Copy the records below, substituting "x-minor-tick" for every "x-axis-minor-tick" and keeping everything else unchanged. Leave out the pictures.
►
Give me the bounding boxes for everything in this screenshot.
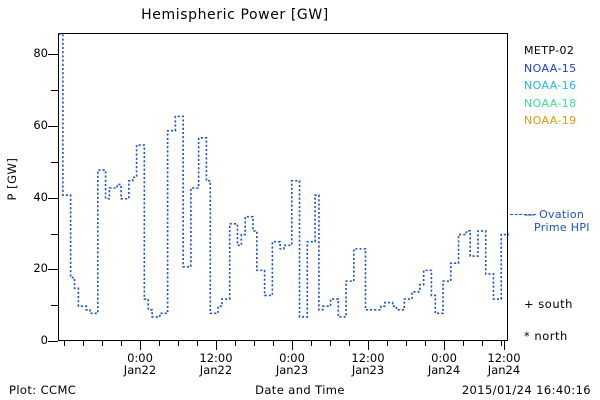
y-axis-minor-tick bbox=[51, 90, 58, 92]
x-axis-minor-tick bbox=[234, 341, 236, 346]
x-tick-date: Jan22 bbox=[123, 363, 157, 377]
footer-plot-credit: Plot: CCMC bbox=[9, 383, 77, 397]
x-axis-minor-tick bbox=[387, 341, 388, 346]
x-axis-minor-tick bbox=[349, 341, 350, 346]
y-axis-tick bbox=[48, 197, 58, 199]
ovation-legend-line2: Prime HPI bbox=[534, 221, 590, 234]
x-axis-minor-tick bbox=[272, 341, 274, 346]
x-axis-tick-label: 0:00 Jan22 bbox=[100, 352, 180, 376]
legend-item-noaa-18: NOAA-18 bbox=[524, 96, 577, 110]
x-axis-tick bbox=[503, 341, 505, 350]
x-tick-time: 12:00 bbox=[351, 351, 385, 365]
legend-item-noaa-19: NOAA-19 bbox=[524, 114, 577, 127]
y-axis-tick bbox=[48, 54, 58, 56]
x-axis-tick bbox=[215, 341, 217, 350]
y-axis-tick-label: 60 bbox=[33, 118, 48, 133]
y-axis-tick-label: 40 bbox=[33, 189, 48, 204]
x-axis-minor-tick bbox=[253, 341, 255, 346]
y-axis-tick bbox=[48, 126, 58, 128]
legend-item-noaa-16: NOAA-16 bbox=[524, 79, 577, 92]
y-axis-minor-tick bbox=[51, 305, 58, 307]
x-axis-minor-tick bbox=[196, 341, 198, 346]
x-axis-tick bbox=[292, 341, 293, 350]
legend-symbol-south: + south bbox=[524, 297, 573, 311]
legend-item-noaa-15: NOAA-15 bbox=[524, 61, 577, 75]
x-tick-date: Jan24 bbox=[487, 363, 521, 377]
x-axis-title: Date and Time bbox=[255, 383, 345, 397]
x-axis-tick-label: 0:00 Jan23 bbox=[252, 352, 332, 376]
x-axis-minor-tick bbox=[406, 341, 407, 346]
x-axis-minor-tick bbox=[158, 341, 160, 346]
x-axis-minor-tick bbox=[311, 341, 312, 346]
ovation-legend-label: — Ovation Prime HPI bbox=[524, 208, 590, 234]
x-axis-minor-tick bbox=[177, 341, 179, 346]
x-tick-time: 12:00 bbox=[199, 351, 233, 365]
y-axis-title: P [GW] bbox=[5, 157, 19, 201]
legend-symbol-north: * north bbox=[524, 329, 568, 343]
x-tick-date: Jan23 bbox=[275, 363, 309, 377]
x-tick-time: 0:00 bbox=[431, 351, 457, 365]
satellite-legend: METP-02 NOAA-15 NOAA-16 NOAA-18 NOAA-19 bbox=[524, 42, 577, 130]
x-axis-tick bbox=[444, 341, 445, 350]
x-axis-tick-label: 12:00 Jan23 bbox=[328, 352, 408, 376]
x-axis-tick bbox=[139, 341, 141, 350]
y-axis-tick bbox=[48, 269, 58, 271]
x-tick-date: Jan23 bbox=[351, 363, 385, 377]
x-axis-minor-tick bbox=[101, 341, 103, 346]
plot-area bbox=[58, 33, 509, 341]
x-axis-minor-tick bbox=[330, 341, 331, 346]
x-axis-minor-tick bbox=[82, 341, 84, 346]
x-tick-time: 0:00 bbox=[127, 351, 153, 365]
x-tick-time: 0:00 bbox=[279, 351, 305, 365]
series-path bbox=[59, 33, 509, 318]
x-axis-minor-tick bbox=[482, 341, 483, 346]
data-series-ovation-prime-hpi bbox=[59, 33, 509, 318]
y-axis-tick-label: 20 bbox=[33, 261, 48, 276]
x-axis-minor-tick bbox=[501, 341, 502, 346]
ovation-legend-line-icon bbox=[510, 214, 536, 215]
chart-title: Hemispheric Power [GW] bbox=[141, 7, 329, 23]
y-axis-tick-label: 0 bbox=[40, 333, 48, 347]
x-axis-minor-tick bbox=[425, 341, 426, 346]
legend-item-metp-02: METP-02 bbox=[524, 44, 575, 57]
y-axis-minor-tick bbox=[51, 233, 58, 235]
x-axis-tick-label: 0:00 Jan24 bbox=[404, 352, 484, 376]
y-axis-tick-label: 80 bbox=[33, 46, 48, 61]
x-axis-tick bbox=[368, 341, 369, 350]
y-axis-tick bbox=[48, 341, 58, 342]
y-axis-minor-tick bbox=[51, 161, 58, 163]
ovation-legend-line1: — Ovation bbox=[524, 208, 585, 221]
x-tick-date: Jan22 bbox=[199, 363, 233, 377]
x-axis-minor-tick bbox=[463, 341, 464, 346]
x-axis-minor-tick bbox=[63, 341, 65, 346]
x-axis-tick-label: 12:00 Jan22 bbox=[176, 352, 256, 376]
footer-timestamp: 2015/01/24 16:40:16 bbox=[461, 383, 591, 397]
x-axis-minor-tick bbox=[120, 341, 122, 346]
x-axis-tick-label: 12:00 Jan24 bbox=[464, 352, 544, 376]
x-tick-date: Jan24 bbox=[427, 363, 461, 377]
x-tick-time: 12:00 bbox=[487, 351, 521, 365]
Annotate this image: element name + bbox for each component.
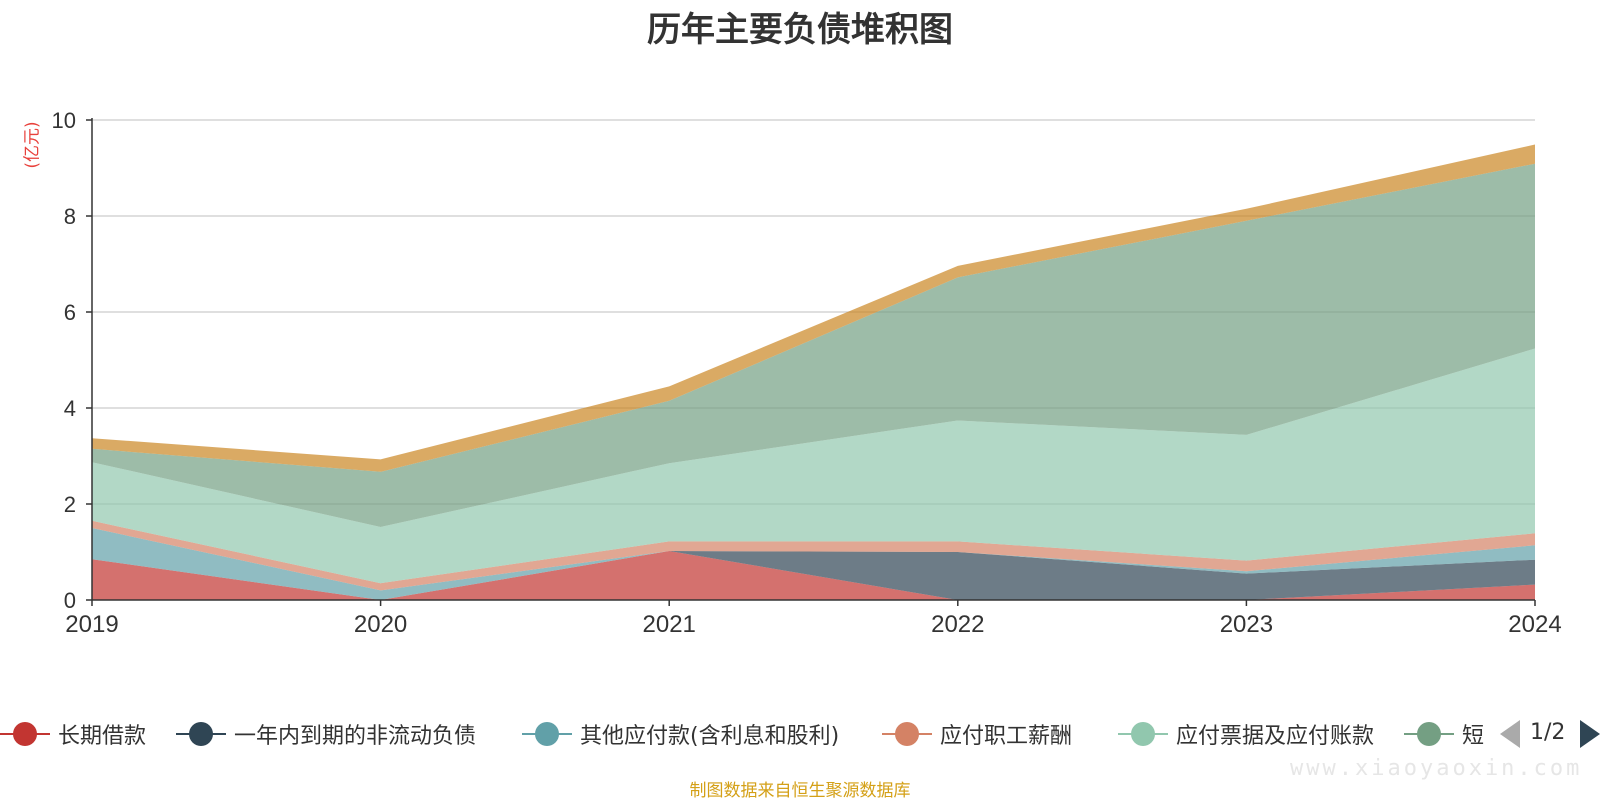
x-tick-label: 2019 [65,611,118,638]
area-series-1 [92,551,1535,600]
legend-item[interactable]: 短 [1404,714,1484,754]
legend-label: 应付票据及应付账款 [1176,724,1375,749]
legend-marker-icon [1118,719,1168,749]
x-tick-label: 2024 [1508,611,1561,638]
legend-prev-arrow-icon[interactable] [1500,720,1520,748]
legend-next-arrow-icon[interactable] [1580,720,1600,748]
legend-label: 长期借款 [58,724,147,749]
x-tick-label: 2021 [643,611,696,638]
legend-pager: 1/2 [1500,714,1600,754]
legend-marker-icon [1404,719,1454,749]
legend-item[interactable]: 长期借款 [0,714,146,754]
y-tick-label: 10 [52,108,76,133]
area-series-6 [92,144,1535,472]
x-tick-label: 2020 [354,611,407,638]
y-tick-label: 6 [64,300,76,325]
legend-label: 应付职工薪酬 [940,724,1073,749]
legend-item[interactable]: 一年内到期的非流动负债 [176,714,476,754]
legend-marker-icon [176,719,226,749]
area-series-4 [92,348,1535,584]
legend-item[interactable]: 应付职工薪酬 [882,714,1072,754]
legend-label: 一年内到期的非流动负债 [234,724,477,749]
watermark: www.xiaoyaoxin.com [1290,756,1583,781]
area-series-3 [92,520,1535,591]
legend-label: 短 [1462,724,1485,749]
legend-item[interactable]: 其他应付款(含利息和股利) [522,714,839,754]
source-note: 制图数据来自恒生聚源数据库 [689,781,911,801]
legend-label: 其他应付款(含利息和股利) [580,724,840,749]
plot-area: 0 2 4 6 8 10 2019 2020 2021 2022 2023 2024 [52,108,1562,638]
y-tick-label: 8 [64,204,76,229]
legend-item[interactable]: 应付票据及应付账款 [1118,714,1374,754]
legend-marker-icon [882,719,932,749]
legend-marker-icon [0,719,50,749]
y-tick-label: 4 [64,396,76,421]
x-tick-label: 2022 [931,611,984,638]
area-series-5 [92,163,1535,527]
x-tick-label: 2023 [1220,611,1273,638]
y-tick-label: 0 [64,588,76,613]
chart-title: 历年主要负债堆积图 [647,10,953,50]
y-tick-label: 2 [64,492,76,517]
area-series-2 [92,528,1535,600]
legend: 长期借款 一年内到期的非流动负债 其他应付款(含利息和股利) 应付职工薪酬 应付票据及应… [0,714,1500,754]
legend-page-indicator: 1/2 [1530,720,1566,745]
legend-marker-icon [522,719,572,749]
◄
__Reply to the task__:
Give me the bounding boxes for everything in this screenshot.
y-axis-minor-tick bbox=[51, 90, 58, 92]
x-minor-tick bbox=[234, 341, 236, 346]
x-tick-date: Jan22 bbox=[123, 363, 157, 377]
footer-plot-credit: Plot: CCMC bbox=[9, 383, 77, 397]
x-minor-tick bbox=[387, 341, 388, 346]
x-minor-tick bbox=[349, 341, 350, 346]
y-axis-tick bbox=[48, 197, 58, 199]
ovation-legend-line2: Prime HPI bbox=[534, 221, 590, 234]
x-minor-tick bbox=[272, 341, 274, 346]
x-axis-tick-label: 0:00 Jan22 bbox=[100, 352, 180, 376]
legend-item-noaa-18: NOAA-18 bbox=[524, 96, 577, 110]
x-axis-tick bbox=[503, 341, 505, 350]
x-tick-time: 12:00 bbox=[351, 351, 385, 365]
legend-item-noaa-19: NOAA-19 bbox=[524, 114, 577, 127]
y-axis-tick bbox=[48, 54, 58, 56]
x-axis-tick bbox=[215, 341, 217, 350]
y-axis-tick-label: 60 bbox=[33, 118, 48, 133]
y-axis-tick-label: 40 bbox=[33, 189, 48, 204]
x-minor-tick bbox=[253, 341, 255, 346]
y-axis-tick bbox=[48, 126, 58, 128]
legend-item-noaa-16: NOAA-16 bbox=[524, 79, 577, 92]
y-axis-minor-tick bbox=[51, 305, 58, 307]
x-minor-tick bbox=[196, 341, 198, 346]
x-axis-tick bbox=[292, 341, 293, 350]
legend-symbol-south: + south bbox=[524, 297, 573, 311]
legend-item-noaa-15: NOAA-15 bbox=[524, 61, 577, 75]
x-tick-date: Jan24 bbox=[487, 363, 521, 377]
x-axis-title: Date and Time bbox=[255, 383, 345, 397]
x-axis-tick-label: 0:00 Jan23 bbox=[252, 352, 332, 376]
x-minor-tick bbox=[406, 341, 407, 346]
x-minor-tick bbox=[158, 341, 160, 346]
x-minor-tick bbox=[311, 341, 312, 346]
ovation-legend-label: — Ovation Prime HPI bbox=[524, 208, 590, 234]
x-minor-tick bbox=[177, 341, 179, 346]
x-tick-time: 12:00 bbox=[199, 351, 233, 365]
y-axis-title: P [GW] bbox=[5, 157, 19, 201]
legend-symbol-north: * north bbox=[524, 329, 568, 343]
x-tick-date: Jan23 bbox=[275, 363, 309, 377]
x-tick-time: 0:00 bbox=[431, 351, 457, 365]
satellite-legend: METP-02 NOAA-15 NOAA-16 NOAA-18 NOAA-19 bbox=[524, 42, 577, 130]
x-axis-tick bbox=[444, 341, 445, 350]
x-axis-tick-label: 12:00 Jan23 bbox=[328, 352, 408, 376]
x-axis-tick bbox=[139, 341, 141, 350]
y-axis-tick bbox=[48, 269, 58, 271]
x-tick-date: Jan23 bbox=[351, 363, 385, 377]
x-minor-tick bbox=[101, 341, 103, 346]
plot-area bbox=[58, 33, 509, 341]
x-minor-tick bbox=[330, 341, 331, 346]
x-minor-tick bbox=[82, 341, 84, 346]
x-tick-time: 0:00 bbox=[127, 351, 153, 365]
x-tick-time: 0:00 bbox=[279, 351, 305, 365]
series-path bbox=[59, 33, 509, 318]
x-minor-tick bbox=[482, 341, 483, 346]
data-series-ovation-prime-hpi bbox=[59, 33, 509, 318]
y-axis-tick-label: 20 bbox=[33, 261, 48, 276]
x-minor-tick bbox=[501, 341, 502, 346]
ovation-legend-line-icon bbox=[510, 214, 536, 215]
chart-title: Hemispheric Power [GW] bbox=[141, 7, 329, 23]
y-axis-tick-label: 0 bbox=[40, 333, 48, 347]
x-minor-tick bbox=[425, 341, 426, 346]
legend-item-metp-02: METP-02 bbox=[524, 44, 575, 57]
y-axis-minor-tick bbox=[51, 233, 58, 235]
x-axis-tick-label: 0:00 Jan24 bbox=[404, 352, 484, 376]
y-axis-tick-label: 80 bbox=[33, 46, 48, 61]
x-axis-tick bbox=[368, 341, 369, 350]
y-axis-tick bbox=[48, 341, 58, 342]
y-axis-minor-tick bbox=[51, 161, 58, 163]
ovation-legend-line1: — Ovation bbox=[524, 208, 585, 221]
x-tick-date: Jan22 bbox=[199, 363, 233, 377]
x-minor-tick bbox=[463, 341, 464, 346]
x-minor-tick bbox=[63, 341, 65, 346]
x-axis-tick-label: 12:00 Jan22 bbox=[176, 352, 256, 376]
footer-timestamp: 2015/01/24 16:40:16 bbox=[461, 383, 591, 397]
x-minor-tick bbox=[120, 341, 122, 346]
x-axis-tick-label: 12:00 Jan24 bbox=[464, 352, 544, 376]
x-tick-date: Jan24 bbox=[427, 363, 461, 377]
x-tick-time: 12:00 bbox=[487, 351, 521, 365]
Annotate this image: element name + bbox for each component.
x-tick-label: 2019 [65,611,118,638]
area-series-1 [92,551,1535,600]
legend-item[interactable]: 短 [1404,714,1484,754]
legend-label: 应付票据及应付账款 [1176,724,1375,749]
legend-marker-icon [1118,719,1168,749]
x-tick-label: 2024 [1508,611,1561,638]
legend-prev-arrow-icon[interactable] [1500,720,1520,748]
legend-next-arrow-icon[interactable] [1580,720,1600,748]
legend-label: 长期借款 [58,724,147,749]
x-tick-label: 2021 [643,611,696,638]
legend-pager: 1/2 [1500,714,1600,754]
legend-marker-icon [1404,719,1454,749]
legend-item[interactable]: 长期借款 [0,714,146,754]
y-tick-label: 10 [52,108,76,133]
area-series-6 [92,144,1535,472]
x-tick-label: 2020 [354,611,407,638]
y-tick-label: 6 [64,300,76,325]
legend-label: 应付职工薪酬 [940,724,1073,749]
legend-item[interactable]: 一年内到期的非流动负债 [176,714,476,754]
legend-marker-icon [176,719,226,749]
area-series-4 [92,348,1535,584]
legend-item[interactable]: 应付职工薪酬 [882,714,1072,754]
legend-label: 一年内到期的非流动负债 [234,724,477,749]
watermark: www.xiaoyaoxin.com [1290,756,1583,781]
area-series-3 [92,520,1535,591]
legend-label: 短 [1462,724,1485,749]
legend-item[interactable]: 其他应付款(含利息和股利) [522,714,839,754]
source-note: 制图数据来自恒生聚源数据库 [689,781,911,801]
legend-label: 其他应付款(含利息和股利) [580,724,840,749]
plot-area: 0 2 4 6 8 10 2019 2020 2021 2022 2023 2024 [52,108,1562,638]
y-tick-label: 8 [64,204,76,229]
legend-item[interactable]: 应付票据及应付账款 [1118,714,1374,754]
legend-marker-icon [882,719,932,749]
legend-marker-icon [0,719,50,749]
y-tick-label: 4 [64,396,76,421]
x-tick-label: 2022 [931,611,984,638]
area-series-5 [92,163,1535,527]
x-tick-label: 2023 [1220,611,1273,638]
y-tick-label: 0 [64,588,76,613]
chart-title: 历年主要负债堆积图 [647,10,953,50]
y-tick-label: 2 [64,492,76,517]
area-series-2 [92,528,1535,600]
legend: 长期借款 一年内到期的非流动负债 其他应付款(含利息和股利) 应付职工薪酬 应付票据及应… [0,714,1500,754]
legend-page-indicator: 1/2 [1530,720,1566,745]
legend-marker-icon [522,719,572,749]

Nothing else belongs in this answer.